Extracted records
■ ■ ■

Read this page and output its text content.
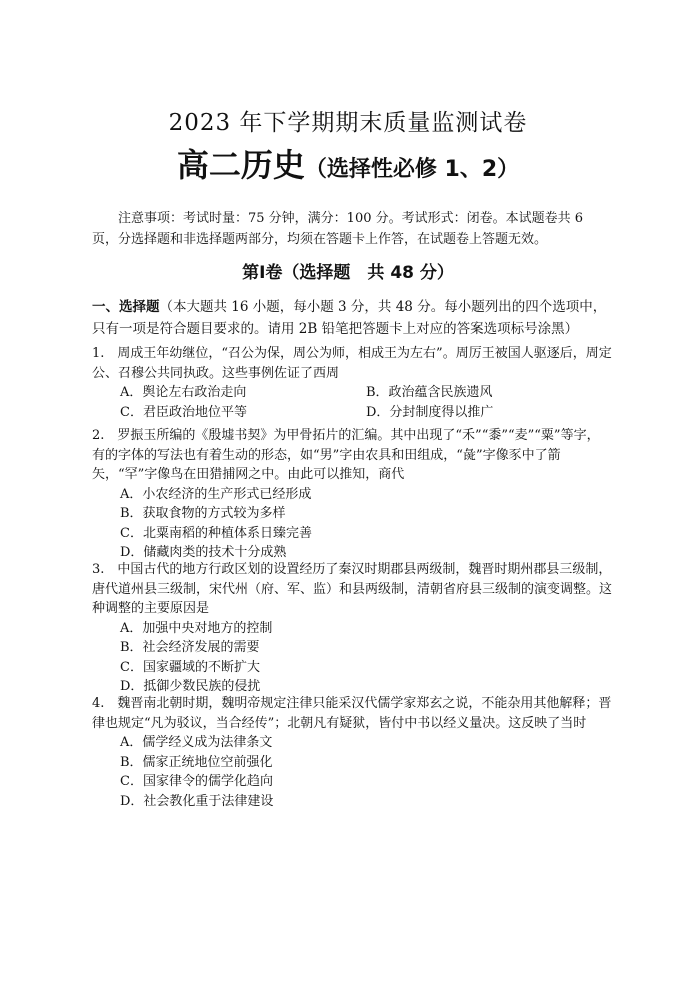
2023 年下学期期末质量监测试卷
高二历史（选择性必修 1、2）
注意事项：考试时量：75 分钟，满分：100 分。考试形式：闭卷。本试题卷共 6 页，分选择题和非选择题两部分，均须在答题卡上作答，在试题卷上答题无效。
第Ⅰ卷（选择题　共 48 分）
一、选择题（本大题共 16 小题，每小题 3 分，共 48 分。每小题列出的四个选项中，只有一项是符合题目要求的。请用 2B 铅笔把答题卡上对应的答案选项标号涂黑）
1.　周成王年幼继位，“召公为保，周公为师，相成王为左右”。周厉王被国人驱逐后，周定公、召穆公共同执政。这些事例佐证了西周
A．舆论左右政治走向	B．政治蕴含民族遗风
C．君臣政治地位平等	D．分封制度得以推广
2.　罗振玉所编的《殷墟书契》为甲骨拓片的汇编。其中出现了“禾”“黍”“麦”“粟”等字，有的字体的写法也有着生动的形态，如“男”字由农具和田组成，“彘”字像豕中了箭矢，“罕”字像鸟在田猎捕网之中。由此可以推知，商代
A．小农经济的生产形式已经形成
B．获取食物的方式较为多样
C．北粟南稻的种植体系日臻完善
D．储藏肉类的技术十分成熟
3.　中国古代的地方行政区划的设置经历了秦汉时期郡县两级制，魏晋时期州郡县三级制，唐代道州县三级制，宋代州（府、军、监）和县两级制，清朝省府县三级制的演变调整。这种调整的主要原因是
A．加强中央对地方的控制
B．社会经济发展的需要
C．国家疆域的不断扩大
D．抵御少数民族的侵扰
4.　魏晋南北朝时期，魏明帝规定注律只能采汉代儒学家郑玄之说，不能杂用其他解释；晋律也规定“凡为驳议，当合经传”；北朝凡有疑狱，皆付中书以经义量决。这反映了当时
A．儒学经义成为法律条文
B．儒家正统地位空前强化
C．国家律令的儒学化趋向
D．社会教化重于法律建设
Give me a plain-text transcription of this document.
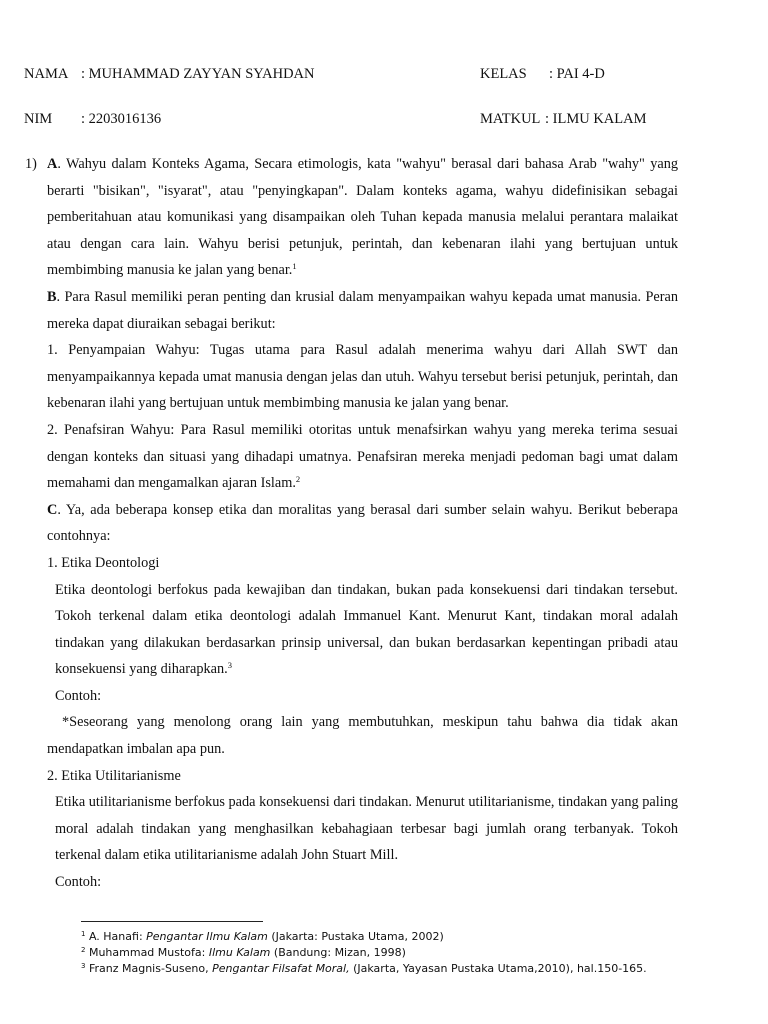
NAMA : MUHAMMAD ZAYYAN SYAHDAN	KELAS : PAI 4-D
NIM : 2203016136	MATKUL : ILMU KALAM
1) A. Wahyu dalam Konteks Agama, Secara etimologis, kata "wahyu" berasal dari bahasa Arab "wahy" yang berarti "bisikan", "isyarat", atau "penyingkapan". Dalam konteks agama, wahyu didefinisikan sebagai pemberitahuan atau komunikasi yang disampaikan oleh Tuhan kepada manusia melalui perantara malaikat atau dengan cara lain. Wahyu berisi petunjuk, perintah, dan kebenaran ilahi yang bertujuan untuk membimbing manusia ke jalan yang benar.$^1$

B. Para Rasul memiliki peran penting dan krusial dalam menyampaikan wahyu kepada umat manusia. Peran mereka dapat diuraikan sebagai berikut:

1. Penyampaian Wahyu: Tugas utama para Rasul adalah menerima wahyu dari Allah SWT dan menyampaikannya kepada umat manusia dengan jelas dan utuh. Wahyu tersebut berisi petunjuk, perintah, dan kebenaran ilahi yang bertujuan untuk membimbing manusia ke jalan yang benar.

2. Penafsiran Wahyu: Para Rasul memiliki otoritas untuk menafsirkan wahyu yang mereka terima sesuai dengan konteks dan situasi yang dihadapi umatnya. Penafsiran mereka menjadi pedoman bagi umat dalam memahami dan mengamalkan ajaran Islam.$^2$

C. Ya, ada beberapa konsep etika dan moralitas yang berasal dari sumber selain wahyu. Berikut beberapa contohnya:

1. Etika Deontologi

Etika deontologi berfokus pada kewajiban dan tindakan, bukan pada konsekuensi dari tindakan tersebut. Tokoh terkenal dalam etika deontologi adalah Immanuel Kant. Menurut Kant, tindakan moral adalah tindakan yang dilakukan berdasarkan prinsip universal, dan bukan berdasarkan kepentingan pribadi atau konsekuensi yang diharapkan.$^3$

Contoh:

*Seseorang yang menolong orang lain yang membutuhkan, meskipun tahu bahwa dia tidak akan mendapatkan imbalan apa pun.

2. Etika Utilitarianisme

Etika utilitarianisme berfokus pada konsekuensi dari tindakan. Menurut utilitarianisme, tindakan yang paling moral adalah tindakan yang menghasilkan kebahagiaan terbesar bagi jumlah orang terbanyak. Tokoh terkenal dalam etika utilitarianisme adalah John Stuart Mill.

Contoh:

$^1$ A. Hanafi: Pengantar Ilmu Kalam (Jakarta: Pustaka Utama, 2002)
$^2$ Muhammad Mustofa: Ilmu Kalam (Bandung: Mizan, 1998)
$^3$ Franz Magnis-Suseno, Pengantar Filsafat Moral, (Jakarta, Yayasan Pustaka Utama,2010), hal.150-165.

■ ■ ■

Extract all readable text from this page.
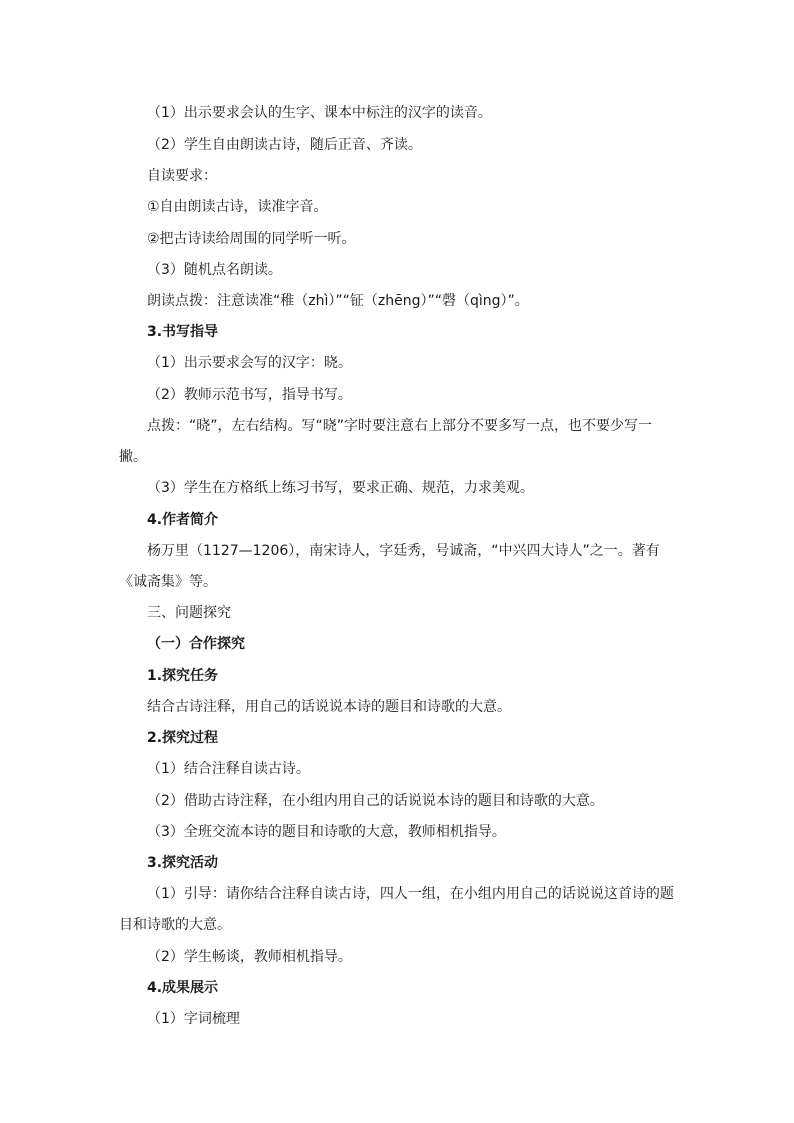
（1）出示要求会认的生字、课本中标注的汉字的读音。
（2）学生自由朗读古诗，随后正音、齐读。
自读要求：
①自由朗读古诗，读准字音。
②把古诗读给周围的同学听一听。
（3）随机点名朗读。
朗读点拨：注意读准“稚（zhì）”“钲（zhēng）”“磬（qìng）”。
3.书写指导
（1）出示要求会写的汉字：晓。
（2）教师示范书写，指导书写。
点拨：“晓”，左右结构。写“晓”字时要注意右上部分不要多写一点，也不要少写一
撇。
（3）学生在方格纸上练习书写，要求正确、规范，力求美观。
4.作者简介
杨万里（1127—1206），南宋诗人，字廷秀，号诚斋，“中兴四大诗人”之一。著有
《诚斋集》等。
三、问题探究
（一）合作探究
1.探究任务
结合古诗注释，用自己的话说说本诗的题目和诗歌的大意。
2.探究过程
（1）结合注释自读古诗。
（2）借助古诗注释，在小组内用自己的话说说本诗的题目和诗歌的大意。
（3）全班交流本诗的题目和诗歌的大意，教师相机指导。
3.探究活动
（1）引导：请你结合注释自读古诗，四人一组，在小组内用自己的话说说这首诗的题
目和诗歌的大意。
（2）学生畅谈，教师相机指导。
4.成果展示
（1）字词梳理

■ ■ ■

What you have to do:
Count the lines that hold the string "page" and state that number alone.

Correct response:
2